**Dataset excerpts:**
########################################
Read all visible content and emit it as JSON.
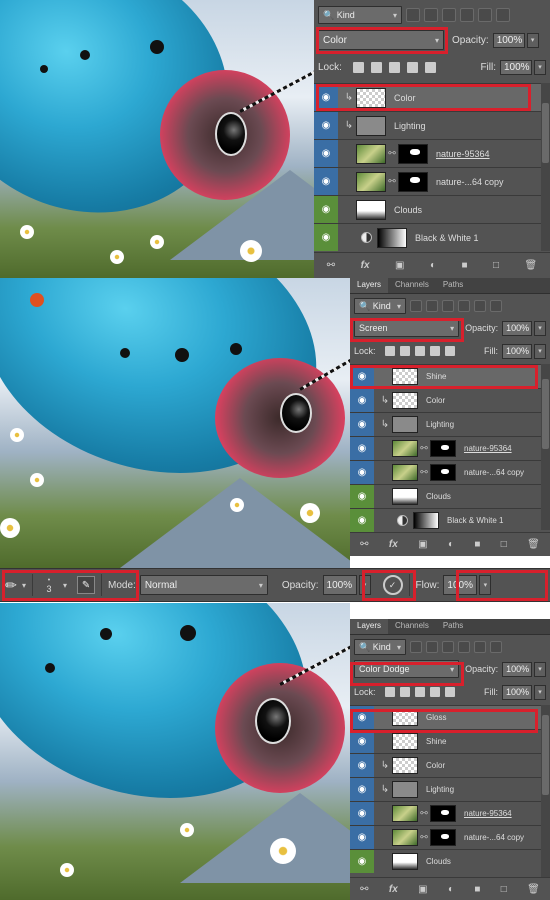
{
  "panels": [
    {
      "id": "panel1",
      "blend_mode": "Color",
      "opacity_label": "Opacity:",
      "opacity_value": "100%",
      "lock_label": "Lock:",
      "fill_label": "Fill:",
      "fill_value": "100%",
      "filter_label": "Kind",
      "layers": [
        {
          "name": "Color",
          "vis": "blue",
          "clip": true,
          "thumb": "checker",
          "selected": true
        },
        {
          "name": "Lighting",
          "vis": "blue",
          "clip": true,
          "thumb": "gray"
        },
        {
          "name": "nature-95364",
          "vis": "blue",
          "thumb": "photo",
          "mask": true,
          "underline": true
        },
        {
          "name": "nature-...64 copy",
          "vis": "blue",
          "thumb": "photo",
          "mask": true
        },
        {
          "name": "Clouds",
          "vis": "green",
          "thumb": "cloud"
        },
        {
          "name": "Black & White 1",
          "vis": "green",
          "thumb": "grad",
          "adjustment": true
        }
      ]
    },
    {
      "id": "panel2",
      "tabs": [
        "Layers",
        "Channels",
        "Paths"
      ],
      "blend_mode": "Screen",
      "opacity_label": "Opacity:",
      "opacity_value": "100%",
      "lock_label": "Lock:",
      "fill_label": "Fill:",
      "fill_value": "100%",
      "filter_label": "Kind",
      "layers": [
        {
          "name": "Shine",
          "vis": "blue",
          "thumb": "checker",
          "selected": true
        },
        {
          "name": "Color",
          "vis": "blue",
          "clip": true,
          "thumb": "checker"
        },
        {
          "name": "Lighting",
          "vis": "blue",
          "clip": true,
          "thumb": "gray"
        },
        {
          "name": "nature-95364",
          "vis": "blue",
          "thumb": "photo",
          "mask": true,
          "underline": true
        },
        {
          "name": "nature-...64 copy",
          "vis": "blue",
          "thumb": "photo",
          "mask": true
        },
        {
          "name": "Clouds",
          "vis": "green",
          "thumb": "cloud"
        },
        {
          "name": "Black & White 1",
          "vis": "green",
          "thumb": "grad",
          "adjustment": true
        }
      ]
    },
    {
      "id": "panel3",
      "tabs": [
        "Layers",
        "Channels",
        "Paths"
      ],
      "blend_mode": "Color Dodge",
      "opacity_label": "Opacity:",
      "opacity_value": "100%",
      "lock_label": "Lock:",
      "fill_label": "Fill:",
      "fill_value": "100%",
      "filter_label": "Kind",
      "layers": [
        {
          "name": "Gloss",
          "vis": "blue",
          "thumb": "checker",
          "selected": true
        },
        {
          "name": "Shine",
          "vis": "blue",
          "thumb": "checker"
        },
        {
          "name": "Color",
          "vis": "blue",
          "clip": true,
          "thumb": "checker"
        },
        {
          "name": "Lighting",
          "vis": "blue",
          "clip": true,
          "thumb": "gray"
        },
        {
          "name": "nature-95364",
          "vis": "blue",
          "thumb": "photo",
          "mask": true,
          "underline": true
        },
        {
          "name": "nature-...64 copy",
          "vis": "blue",
          "thumb": "photo",
          "mask": true
        },
        {
          "name": "Clouds",
          "vis": "green",
          "thumb": "cloud"
        }
      ]
    }
  ],
  "options_bar": {
    "brush_size": "3",
    "mode_label": "Mode:",
    "mode_value": "Normal",
    "opacity_label": "Opacity:",
    "opacity_value": "100%",
    "flow_label": "Flow:",
    "flow_value": "100%"
  },
  "footer_icons": [
    "link-icon",
    "fx-icon",
    "mask-icon",
    "adjustment-icon",
    "folder-icon",
    "new-layer-icon",
    "trash-icon"
  ],
  "colors": {
    "highlight_red": "#d8202c",
    "eye_blue": "#3a6ea5",
    "eye_green": "#5a8f3a",
    "panel_bg": "#535353"
  }
}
########################################
**What is needed:**
With the pictures left out, transcribe the material exactly.

**Right answer:**
Read all visible content and emit it as JSON.
{
  "panels": [
    {
      "id": "panel1",
      "blend_mode": "Color",
      "opacity_label": "Opacity:",
      "opacity_value": "100%",
      "lock_label": "Lock:",
      "fill_label": "Fill:",
      "fill_value": "100%",
      "filter_label": "Kind",
      "layers": [
        {
          "name": "Color",
          "vis": "blue",
          "clip": true,
          "thumb": "checker",
          "selected": true
        },
        {
          "name": "Lighting",
          "vis": "blue",
          "clip": true,
          "thumb": "gray"
        },
        {
          "name": "nature-95364",
          "vis": "blue",
          "thumb": "photo",
          "mask": true,
          "underline": true
        },
        {
          "name": "nature-...64 copy",
          "vis": "blue",
          "thumb": "photo",
          "mask": true
        },
        {
          "name": "Clouds",
          "vis": "green",
          "thumb": "cloud"
        },
        {
          "name": "Black & White 1",
          "vis": "green",
          "thumb": "grad",
          "adjustment": true
        }
      ]
    },
    {
      "id": "panel2",
      "tabs": [
        "Layers",
        "Channels",
        "Paths"
      ],
      "blend_mode": "Screen",
      "opacity_label": "Opacity:",
      "opacity_value": "100%",
      "lock_label": "Lock:",
      "fill_label": "Fill:",
      "fill_value": "100%",
      "filter_label": "Kind",
      "layers": [
        {
          "name": "Shine",
          "vis": "blue",
          "thumb": "checker",
          "selected": true
        },
        {
          "name": "Color",
          "vis": "blue",
          "clip": true,
          "thumb": "checker"
        },
        {
          "name": "Lighting",
          "vis": "blue",
          "clip": true,
          "thumb": "gray"
        },
        {
          "name": "nature-95364",
          "vis": "blue",
          "thumb": "photo",
          "mask": true,
          "underline": true
        },
        {
          "name": "nature-...64 copy",
          "vis": "blue",
          "thumb": "photo",
          "mask": true
        },
        {
          "name": "Clouds",
          "vis": "green",
          "thumb": "cloud"
        },
        {
          "name": "Black & White 1",
          "vis": "green",
          "thumb": "grad",
          "adjustment": true
        }
      ]
    },
    {
      "id": "panel3",
      "tabs": [
        "Layers",
        "Channels",
        "Paths"
      ],
      "blend_mode": "Color Dodge",
      "opacity_label": "Opacity:",
      "opacity_value": "100%",
      "lock_label": "Lock:",
      "fill_label": "Fill:",
      "fill_value": "100%",
      "filter_label": "Kind",
      "layers": [
        {
          "name": "Gloss",
          "vis": "blue",
          "thumb": "checker",
          "selected": true
        },
        {
          "name": "Shine",
          "vis": "blue",
          "thumb": "checker"
        },
        {
          "name": "Color",
          "vis": "blue",
          "clip": true,
          "thumb": "checker"
        },
        {
          "name": "Lighting",
          "vis": "blue",
          "clip": true,
          "thumb": "gray"
        },
        {
          "name": "nature-95364",
          "vis": "blue",
          "thumb": "photo",
          "mask": true,
          "underline": true
        },
        {
          "name": "nature-...64 copy",
          "vis": "blue",
          "thumb": "photo",
          "mask": true
        },
        {
          "name": "Clouds",
          "vis": "green",
          "thumb": "cloud"
        }
      ]
    }
  ],
  "options_bar": {
    "brush_size": "3",
    "mode_label": "Mode:",
    "mode_value": "Normal",
    "opacity_label": "Opacity:",
    "opacity_value": "100%",
    "flow_label": "Flow:",
    "flow_value": "100%"
  },
  "footer_icons": [
    "link-icon",
    "fx-icon",
    "mask-icon",
    "adjustment-icon",
    "folder-icon",
    "new-layer-icon",
    "trash-icon"
  ],
  "colors": {
    "highlight_red": "#d8202c",
    "eye_blue": "#3a6ea5",
    "eye_green": "#5a8f3a",
    "panel_bg": "#535353"
  }
}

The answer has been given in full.